--- Start Data ---

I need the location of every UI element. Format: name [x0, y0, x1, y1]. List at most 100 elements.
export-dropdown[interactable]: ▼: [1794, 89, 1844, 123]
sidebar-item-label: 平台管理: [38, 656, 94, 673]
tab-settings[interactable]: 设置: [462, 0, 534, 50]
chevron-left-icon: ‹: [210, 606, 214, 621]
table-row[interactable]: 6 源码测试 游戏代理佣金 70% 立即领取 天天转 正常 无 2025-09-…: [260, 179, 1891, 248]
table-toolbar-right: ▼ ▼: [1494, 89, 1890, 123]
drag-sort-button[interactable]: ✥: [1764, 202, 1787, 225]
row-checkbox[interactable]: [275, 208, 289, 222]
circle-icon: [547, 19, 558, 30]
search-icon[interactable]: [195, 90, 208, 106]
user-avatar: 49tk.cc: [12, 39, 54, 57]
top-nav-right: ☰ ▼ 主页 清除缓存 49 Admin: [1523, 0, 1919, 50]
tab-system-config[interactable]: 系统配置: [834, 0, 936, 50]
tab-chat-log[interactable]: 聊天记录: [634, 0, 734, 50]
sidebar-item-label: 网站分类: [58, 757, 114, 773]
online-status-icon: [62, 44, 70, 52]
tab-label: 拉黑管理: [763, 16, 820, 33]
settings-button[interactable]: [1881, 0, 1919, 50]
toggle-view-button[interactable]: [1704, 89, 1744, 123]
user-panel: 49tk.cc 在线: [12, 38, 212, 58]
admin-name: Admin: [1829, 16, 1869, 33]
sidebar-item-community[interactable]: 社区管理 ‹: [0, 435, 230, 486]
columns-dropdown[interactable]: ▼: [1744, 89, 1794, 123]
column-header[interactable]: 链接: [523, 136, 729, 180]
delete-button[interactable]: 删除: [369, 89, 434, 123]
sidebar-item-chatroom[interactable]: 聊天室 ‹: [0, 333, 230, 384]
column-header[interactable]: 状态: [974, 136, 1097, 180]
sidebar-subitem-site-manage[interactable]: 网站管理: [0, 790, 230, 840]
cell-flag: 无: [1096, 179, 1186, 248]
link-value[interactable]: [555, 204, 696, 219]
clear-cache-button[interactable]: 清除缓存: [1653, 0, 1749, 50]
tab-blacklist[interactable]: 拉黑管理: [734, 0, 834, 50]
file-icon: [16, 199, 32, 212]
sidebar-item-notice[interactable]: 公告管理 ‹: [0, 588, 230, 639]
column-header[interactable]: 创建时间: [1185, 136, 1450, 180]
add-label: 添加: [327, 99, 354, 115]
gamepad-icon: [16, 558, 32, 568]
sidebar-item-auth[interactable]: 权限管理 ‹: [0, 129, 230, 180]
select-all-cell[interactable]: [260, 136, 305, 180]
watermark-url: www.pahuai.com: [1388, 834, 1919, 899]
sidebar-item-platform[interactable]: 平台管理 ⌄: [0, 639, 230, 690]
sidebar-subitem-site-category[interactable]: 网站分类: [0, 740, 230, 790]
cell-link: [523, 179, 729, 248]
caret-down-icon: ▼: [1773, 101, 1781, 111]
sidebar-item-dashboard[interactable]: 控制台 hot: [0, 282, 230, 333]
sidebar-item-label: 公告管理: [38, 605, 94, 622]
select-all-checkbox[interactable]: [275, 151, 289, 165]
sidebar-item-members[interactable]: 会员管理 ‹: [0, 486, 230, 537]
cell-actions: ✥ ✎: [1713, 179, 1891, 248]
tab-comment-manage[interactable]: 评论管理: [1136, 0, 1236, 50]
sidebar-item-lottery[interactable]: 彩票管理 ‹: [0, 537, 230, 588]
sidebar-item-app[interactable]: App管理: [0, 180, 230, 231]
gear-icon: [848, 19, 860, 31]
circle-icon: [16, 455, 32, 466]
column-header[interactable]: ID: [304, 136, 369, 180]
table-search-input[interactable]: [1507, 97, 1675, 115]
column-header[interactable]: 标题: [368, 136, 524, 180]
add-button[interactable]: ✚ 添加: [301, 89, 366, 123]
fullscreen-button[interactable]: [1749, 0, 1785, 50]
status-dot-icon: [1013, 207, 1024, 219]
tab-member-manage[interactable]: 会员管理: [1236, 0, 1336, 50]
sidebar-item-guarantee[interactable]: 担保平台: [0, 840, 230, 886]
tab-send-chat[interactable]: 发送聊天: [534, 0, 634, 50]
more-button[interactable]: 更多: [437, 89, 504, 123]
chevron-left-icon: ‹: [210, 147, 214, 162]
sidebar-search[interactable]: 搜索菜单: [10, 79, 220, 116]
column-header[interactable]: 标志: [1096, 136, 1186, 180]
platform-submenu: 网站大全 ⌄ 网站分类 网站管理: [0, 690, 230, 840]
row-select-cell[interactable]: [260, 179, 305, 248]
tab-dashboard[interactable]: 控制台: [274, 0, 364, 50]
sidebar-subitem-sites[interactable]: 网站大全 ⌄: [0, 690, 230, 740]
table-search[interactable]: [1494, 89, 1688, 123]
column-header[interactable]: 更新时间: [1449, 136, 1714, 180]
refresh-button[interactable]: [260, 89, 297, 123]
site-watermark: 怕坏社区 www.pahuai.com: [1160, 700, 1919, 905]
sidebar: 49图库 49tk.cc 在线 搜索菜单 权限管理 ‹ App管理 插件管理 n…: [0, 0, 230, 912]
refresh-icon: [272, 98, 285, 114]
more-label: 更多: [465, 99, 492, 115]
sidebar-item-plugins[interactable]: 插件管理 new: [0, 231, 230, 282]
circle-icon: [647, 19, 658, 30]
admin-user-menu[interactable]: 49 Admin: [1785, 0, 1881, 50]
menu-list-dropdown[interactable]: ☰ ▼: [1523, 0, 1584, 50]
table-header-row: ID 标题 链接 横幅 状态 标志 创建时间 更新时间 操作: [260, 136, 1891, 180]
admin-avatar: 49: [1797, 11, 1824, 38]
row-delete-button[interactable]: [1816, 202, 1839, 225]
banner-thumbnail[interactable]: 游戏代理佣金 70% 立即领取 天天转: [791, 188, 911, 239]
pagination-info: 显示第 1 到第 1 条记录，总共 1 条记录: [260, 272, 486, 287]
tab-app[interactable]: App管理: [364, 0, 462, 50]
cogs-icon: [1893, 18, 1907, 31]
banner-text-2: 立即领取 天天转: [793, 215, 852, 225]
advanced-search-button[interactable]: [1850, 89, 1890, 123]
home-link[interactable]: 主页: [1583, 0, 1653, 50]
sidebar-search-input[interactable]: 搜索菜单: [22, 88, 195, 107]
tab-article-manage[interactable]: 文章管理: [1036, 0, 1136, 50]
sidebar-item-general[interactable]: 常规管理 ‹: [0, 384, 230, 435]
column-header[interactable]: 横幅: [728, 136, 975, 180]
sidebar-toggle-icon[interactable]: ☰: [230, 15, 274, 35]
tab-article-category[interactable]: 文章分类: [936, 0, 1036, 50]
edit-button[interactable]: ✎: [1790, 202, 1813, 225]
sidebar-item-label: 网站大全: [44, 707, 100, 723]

--- End Data ---

* _Problem to solve_
Starting at the beginning of the rows and ending at the line containing "column-header[interactable]: 状态: [974, 136, 1097, 180]", write those lines out again with "sidebar-item-label" changed to "nav-item-label" and nothing else altered.

* _Output below_
I need the location of every UI element. Format: name [x0, y0, x1, y1]. List at most 100 elements.
export-dropdown[interactable]: ▼: [1794, 89, 1844, 123]
nav-item-label: 平台管理: [38, 656, 94, 673]
tab-settings[interactable]: 设置: [462, 0, 534, 50]
chevron-left-icon: ‹: [210, 606, 214, 621]
table-row[interactable]: 6 源码测试 游戏代理佣金 70% 立即领取 天天转 正常 无 2025-09-…: [260, 179, 1891, 248]
table-toolbar-right: ▼ ▼: [1494, 89, 1890, 123]
drag-sort-button[interactable]: ✥: [1764, 202, 1787, 225]
row-checkbox[interactable]: [275, 208, 289, 222]
circle-icon: [547, 19, 558, 30]
search-icon[interactable]: [195, 90, 208, 106]
user-avatar: 49tk.cc: [12, 39, 54, 57]
top-nav-right: ☰ ▼ 主页 清除缓存 49 Admin: [1523, 0, 1919, 50]
tab-system-config[interactable]: 系统配置: [834, 0, 936, 50]
tab-chat-log[interactable]: 聊天记录: [634, 0, 734, 50]
nav-item-label: 网站分类: [58, 757, 114, 773]
online-status-icon: [62, 44, 70, 52]
tab-label: 拉黑管理: [763, 16, 820, 33]
settings-button[interactable]: [1881, 0, 1919, 50]
toggle-view-button[interactable]: [1704, 89, 1744, 123]
user-panel: 49tk.cc 在线: [12, 38, 212, 58]
admin-name: Admin: [1829, 16, 1869, 33]
sidebar-item-community[interactable]: 社区管理 ‹: [0, 435, 230, 486]
columns-dropdown[interactable]: ▼: [1744, 89, 1794, 123]
column-header[interactable]: 链接: [523, 136, 729, 180]
delete-button[interactable]: 删除: [369, 89, 434, 123]
sidebar-item-chatroom[interactable]: 聊天室 ‹: [0, 333, 230, 384]
column-header[interactable]: 状态: [974, 136, 1097, 180]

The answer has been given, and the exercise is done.